### WHAT IS REQUIRED:
Each line of the material must be returned exactly.

### SUPPLIED INFORMATION:

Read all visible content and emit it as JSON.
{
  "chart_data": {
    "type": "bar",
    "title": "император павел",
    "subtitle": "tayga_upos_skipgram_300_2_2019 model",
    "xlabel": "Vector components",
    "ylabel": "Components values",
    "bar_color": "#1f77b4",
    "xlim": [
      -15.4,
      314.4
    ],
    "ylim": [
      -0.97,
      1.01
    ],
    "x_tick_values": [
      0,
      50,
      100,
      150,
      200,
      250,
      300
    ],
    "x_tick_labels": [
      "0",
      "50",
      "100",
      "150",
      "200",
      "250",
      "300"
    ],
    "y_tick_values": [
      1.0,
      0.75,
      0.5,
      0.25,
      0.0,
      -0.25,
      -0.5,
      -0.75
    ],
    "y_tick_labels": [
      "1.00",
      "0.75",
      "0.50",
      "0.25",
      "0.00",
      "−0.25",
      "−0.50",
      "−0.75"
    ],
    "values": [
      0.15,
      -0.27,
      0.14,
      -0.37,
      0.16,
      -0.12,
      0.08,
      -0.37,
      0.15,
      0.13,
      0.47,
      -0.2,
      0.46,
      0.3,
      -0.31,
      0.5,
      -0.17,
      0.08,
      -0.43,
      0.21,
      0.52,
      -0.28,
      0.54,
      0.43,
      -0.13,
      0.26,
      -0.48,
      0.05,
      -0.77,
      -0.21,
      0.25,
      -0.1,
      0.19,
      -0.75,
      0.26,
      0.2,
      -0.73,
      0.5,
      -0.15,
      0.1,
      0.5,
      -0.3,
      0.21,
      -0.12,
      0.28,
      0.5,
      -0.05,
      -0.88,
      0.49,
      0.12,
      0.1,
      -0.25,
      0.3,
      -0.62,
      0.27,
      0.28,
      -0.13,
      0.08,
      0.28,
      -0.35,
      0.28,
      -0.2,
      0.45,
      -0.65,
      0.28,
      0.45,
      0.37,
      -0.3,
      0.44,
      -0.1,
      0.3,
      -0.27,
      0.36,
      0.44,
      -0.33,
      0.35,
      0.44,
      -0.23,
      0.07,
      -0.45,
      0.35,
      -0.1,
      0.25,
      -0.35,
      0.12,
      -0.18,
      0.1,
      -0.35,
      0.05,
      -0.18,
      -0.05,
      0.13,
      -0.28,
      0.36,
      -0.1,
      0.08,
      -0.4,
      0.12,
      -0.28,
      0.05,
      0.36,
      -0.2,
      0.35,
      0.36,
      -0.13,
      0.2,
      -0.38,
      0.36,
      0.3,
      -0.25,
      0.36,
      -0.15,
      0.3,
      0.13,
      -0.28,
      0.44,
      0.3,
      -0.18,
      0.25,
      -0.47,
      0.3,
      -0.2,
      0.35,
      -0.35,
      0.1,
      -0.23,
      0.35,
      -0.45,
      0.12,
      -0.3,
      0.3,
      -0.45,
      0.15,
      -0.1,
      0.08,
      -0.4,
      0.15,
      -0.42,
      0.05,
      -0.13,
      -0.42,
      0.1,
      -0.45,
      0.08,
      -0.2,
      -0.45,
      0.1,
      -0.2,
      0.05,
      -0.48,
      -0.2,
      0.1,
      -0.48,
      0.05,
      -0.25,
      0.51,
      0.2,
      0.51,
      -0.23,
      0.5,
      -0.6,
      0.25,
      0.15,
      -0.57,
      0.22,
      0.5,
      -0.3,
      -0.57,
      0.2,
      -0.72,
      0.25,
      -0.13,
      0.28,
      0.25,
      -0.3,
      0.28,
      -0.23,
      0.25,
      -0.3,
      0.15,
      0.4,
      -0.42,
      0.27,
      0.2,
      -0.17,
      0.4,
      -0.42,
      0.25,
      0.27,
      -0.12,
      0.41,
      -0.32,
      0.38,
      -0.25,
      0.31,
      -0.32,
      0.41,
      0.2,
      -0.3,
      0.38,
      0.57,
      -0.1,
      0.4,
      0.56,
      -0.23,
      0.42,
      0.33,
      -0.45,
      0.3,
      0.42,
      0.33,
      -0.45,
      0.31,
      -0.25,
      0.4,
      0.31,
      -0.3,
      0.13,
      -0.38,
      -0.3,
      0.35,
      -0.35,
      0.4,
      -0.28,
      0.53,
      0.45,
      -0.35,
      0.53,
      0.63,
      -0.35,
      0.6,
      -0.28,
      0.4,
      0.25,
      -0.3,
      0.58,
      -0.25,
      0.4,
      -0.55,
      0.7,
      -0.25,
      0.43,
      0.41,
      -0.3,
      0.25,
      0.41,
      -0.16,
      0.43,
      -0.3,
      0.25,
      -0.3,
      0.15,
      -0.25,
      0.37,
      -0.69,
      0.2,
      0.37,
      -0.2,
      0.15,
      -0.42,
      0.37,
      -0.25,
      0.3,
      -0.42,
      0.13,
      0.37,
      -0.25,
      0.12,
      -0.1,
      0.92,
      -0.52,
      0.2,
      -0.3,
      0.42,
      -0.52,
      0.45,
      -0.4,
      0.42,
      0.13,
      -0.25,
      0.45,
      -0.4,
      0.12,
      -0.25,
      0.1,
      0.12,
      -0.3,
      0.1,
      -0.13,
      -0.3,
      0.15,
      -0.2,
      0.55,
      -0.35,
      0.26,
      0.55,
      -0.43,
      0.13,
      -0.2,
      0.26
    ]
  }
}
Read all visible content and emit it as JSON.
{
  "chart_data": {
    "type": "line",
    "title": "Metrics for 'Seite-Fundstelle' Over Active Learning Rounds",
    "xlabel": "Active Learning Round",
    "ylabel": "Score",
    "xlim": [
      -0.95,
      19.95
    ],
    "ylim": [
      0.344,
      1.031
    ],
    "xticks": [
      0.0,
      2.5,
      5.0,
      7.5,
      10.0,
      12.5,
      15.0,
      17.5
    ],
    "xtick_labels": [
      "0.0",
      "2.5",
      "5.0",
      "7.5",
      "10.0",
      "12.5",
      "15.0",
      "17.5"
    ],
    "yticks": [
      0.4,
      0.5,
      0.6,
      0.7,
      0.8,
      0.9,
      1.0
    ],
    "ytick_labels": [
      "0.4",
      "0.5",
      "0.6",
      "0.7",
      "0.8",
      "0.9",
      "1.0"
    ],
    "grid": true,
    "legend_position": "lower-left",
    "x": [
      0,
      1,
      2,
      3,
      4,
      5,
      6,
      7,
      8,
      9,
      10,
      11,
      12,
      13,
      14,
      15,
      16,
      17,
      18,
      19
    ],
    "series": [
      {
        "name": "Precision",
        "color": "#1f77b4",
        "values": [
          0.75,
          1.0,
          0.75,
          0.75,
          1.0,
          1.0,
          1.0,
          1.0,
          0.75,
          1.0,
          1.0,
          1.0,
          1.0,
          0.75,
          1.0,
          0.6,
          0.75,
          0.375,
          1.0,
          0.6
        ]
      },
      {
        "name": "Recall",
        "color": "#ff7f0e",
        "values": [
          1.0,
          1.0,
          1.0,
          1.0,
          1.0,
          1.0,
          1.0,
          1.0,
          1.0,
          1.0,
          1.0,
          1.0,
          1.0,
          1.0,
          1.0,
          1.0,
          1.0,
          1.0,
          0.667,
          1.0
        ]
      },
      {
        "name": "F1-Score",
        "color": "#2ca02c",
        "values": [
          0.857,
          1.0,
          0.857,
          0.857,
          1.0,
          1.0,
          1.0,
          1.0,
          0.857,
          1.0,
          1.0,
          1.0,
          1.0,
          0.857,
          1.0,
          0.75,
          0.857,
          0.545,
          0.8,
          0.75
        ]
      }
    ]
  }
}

### REPLY:
Read all visible content and emit it as JSON.
{
  "chart_data": {
    "type": "bar",
    "title": "император павел",
    "subtitle": "tayga_upos_skipgram_300_2_2019 model",
    "xlabel": "Vector components",
    "ylabel": "Components values",
    "bar_color": "#1f77b4",
    "xlim": [
      -15.4,
      314.4
    ],
    "ylim": [
      -0.97,
      1.01
    ],
    "x_tick_values": [
      0,
      50,
      100,
      150,
      200,
      250,
      300
    ],
    "x_tick_labels": [
      "0",
      "50",
      "100",
      "150",
      "200",
      "250",
      "300"
    ],
    "y_tick_values": [
      1.0,
      0.75,
      0.5,
      0.25,
      0.0,
      -0.25,
      -0.5,
      -0.75
    ],
    "y_tick_labels": [
      "1.00",
      "0.75",
      "0.50",
      "0.25",
      "0.00",
      "−0.25",
      "−0.50",
      "−0.75"
    ],
    "values": [
      0.15,
      -0.27,
      0.14,
      -0.37,
      0.16,
      -0.12,
      0.08,
      -0.37,
      0.15,
      0.13,
      0.47,
      -0.2,
      0.46,
      0.3,
      -0.31,
      0.5,
      -0.17,
      0.08,
      -0.43,
      0.21,
      0.52,
      -0.28,
      0.54,
      0.43,
      -0.13,
      0.26,
      -0.48,
      0.05,
      -0.77,
      -0.21,
      0.25,
      -0.1,
      0.19,
      -0.75,
      0.26,
      0.2,
      -0.73,
      0.5,
      -0.15,
      0.1,
      0.5,
      -0.3,
      0.21,
      -0.12,
      0.28,
      0.5,
      -0.05,
      -0.88,
      0.49,
      0.12,
      0.1,
      -0.25,
      0.3,
      -0.62,
      0.27,
      0.28,
      -0.13,
      0.08,
      0.28,
      -0.35,
      0.28,
      -0.2,
      0.45,
      -0.65,
      0.28,
      0.45,
      0.37,
      -0.3,
      0.44,
      -0.1,
      0.3,
      -0.27,
      0.36,
      0.44,
      -0.33,
      0.35,
      0.44,
      -0.23,
      0.07,
      -0.45,
      0.35,
      -0.1,
      0.25,
      -0.35,
      0.12,
      -0.18,
      0.1,
      -0.35,
      0.05,
      -0.18,
      -0.05,
      0.13,
      -0.28,
      0.36,
      -0.1,
      0.08,
      -0.4,
      0.12,
      -0.28,
      0.05,
      0.36,
      -0.2,
      0.35,
      0.36,
      -0.13,
      0.2,
      -0.38,
      0.36,
      0.3,
      -0.25,
      0.36,
      -0.15,
      0.3,
      0.13,
      -0.28,
      0.44,
      0.3,
      -0.18,
      0.25,
      -0.47,
      0.3,
      -0.2,
      0.35,
      -0.35,
      0.1,
      -0.23,
      0.35,
      -0.45,
      0.12,
      -0.3,
      0.3,
      -0.45,
      0.15,
      -0.1,
      0.08,
      -0.4,
      0.15,
      -0.42,
      0.05,
      -0.13,
      -0.42,
      0.1,
      -0.45,
      0.08,
      -0.2,
      -0.45,
      0.1,
      -0.2,
      0.05,
      -0.48,
      -0.2,
      0.1,
      -0.48,
      0.05,
      -0.25,
      0.51,
      0.2,
      0.51,
      -0.23,
      0.5,
      -0.6,
      0.25,
      0.15,
      -0.57,
      0.22,
      0.5,
      -0.3,
      -0.57,
      0.2,
      -0.72,
      0.25,
      -0.13,
      0.28,
      0.25,
      -0.3,
      0.28,
      -0.23,
      0.25,
      -0.3,
      0.15,
      0.4,
      -0.42,
      0.27,
      0.2,
      -0.17,
      0.4,
      -0.42,
      0.25,
      0.27,
      -0.12,
      0.41,
      -0.32,
      0.38,
      -0.25,
      0.31,
      -0.32,
      0.41,
      0.2,
      -0.3,
      0.38,
      0.57,
      -0.1,
      0.4,
      0.56,
      -0.23,
      0.42,
      0.33,
      -0.45,
      0.3,
      0.42,
      0.33,
      -0.45,
      0.31,
      -0.25,
      0.4,
      0.31,
      -0.3,
      0.13,
      -0.38,
      -0.3,
      0.35,
      -0.35,
      0.4,
      -0.28,
      0.53,
      0.45,
      -0.35,
      0.53,
      0.63,
      -0.35,
      0.6,
      -0.28,
      0.4,
      0.25,
      -0.3,
      0.58,
      -0.25,
      0.4,
      -0.55,
      0.7,
      -0.25,
      0.43,
      0.41,
      -0.3,
      0.25,
      0.41,
      -0.16,
      0.43,
      -0.3,
      0.25,
      -0.3,
      0.15,
      -0.25,
      0.37,
      -0.69,
      0.2,
      0.37,
      -0.2,
      0.15,
      -0.42,
      0.37,
      -0.25,
      0.3,
      -0.42,
      0.13,
      0.37,
      -0.25,
      0.12,
      -0.1,
      0.92,
      -0.52,
      0.2,
      -0.3,
      0.42,
      -0.52,
      0.45,
      -0.4,
      0.42,
      0.13,
      -0.25,
      0.45,
      -0.4,
      0.12,
      -0.25,
      0.1,
      0.12,
      -0.3,
      0.1,
      -0.13,
      -0.3,
      0.15,
      -0.2,
      0.55,
      -0.35,
      0.26,
      0.55,
      -0.43,
      0.13,
      -0.2,
      0.26
    ]
  }
}
Read all visible content and emit it as JSON.
{
  "chart_data": {
    "type": "line",
    "title": "Metrics for 'Seite-Fundstelle' Over Active Learning Rounds",
    "xlabel": "Active Learning Round",
    "ylabel": "Score",
    "xlim": [
      -0.95,
      19.95
    ],
    "ylim": [
      0.344,
      1.031
    ],
    "xticks": [
      0.0,
      2.5,
      5.0,
      7.5,
      10.0,
      12.5,
      15.0,
      17.5
    ],
    "xtick_labels": [
      "0.0",
      "2.5",
      "5.0",
      "7.5",
      "10.0",
      "12.5",
      "15.0",
      "17.5"
    ],
    "yticks": [
      0.4,
      0.5,
      0.6,
      0.7,
      0.8,
      0.9,
      1.0
    ],
    "ytick_labels": [
      "0.4",
      "0.5",
      "0.6",
      "0.7",
      "0.8",
      "0.9",
      "1.0"
    ],
    "grid": true,
    "legend_position": "lower-left",
    "x": [
      0,
      1,
      2,
      3,
      4,
      5,
      6,
      7,
      8,
      9,
      10,
      11,
      12,
      13,
      14,
      15,
      16,
      17,
      18,
      19
    ],
    "series": [
      {
        "name": "Precision",
        "color": "#1f77b4",
        "values": [
          0.75,
          1.0,
          0.75,
          0.75,
          1.0,
          1.0,
          1.0,
          1.0,
          0.75,
          1.0,
          1.0,
          1.0,
          1.0,
          0.75,
          1.0,
          0.6,
          0.75,
          0.375,
          1.0,
          0.6
        ]
      },
      {
        "name": "Recall",
        "color": "#ff7f0e",
        "values": [
          1.0,
          1.0,
          1.0,
          1.0,
          1.0,
          1.0,
          1.0,
          1.0,
          1.0,
          1.0,
          1.0,
          1.0,
          1.0,
          1.0,
          1.0,
          1.0,
          1.0,
          1.0,
          0.667,
          1.0
        ]
      },
      {
        "name": "F1-Score",
        "color": "#2ca02c",
        "values": [
          0.857,
          1.0,
          0.857,
          0.857,
          1.0,
          1.0,
          1.0,
          1.0,
          0.857,
          1.0,
          1.0,
          1.0,
          1.0,
          0.857,
          1.0,
          0.75,
          0.857,
          0.545,
          0.8,
          0.75
        ]
      }
    ]
  }
}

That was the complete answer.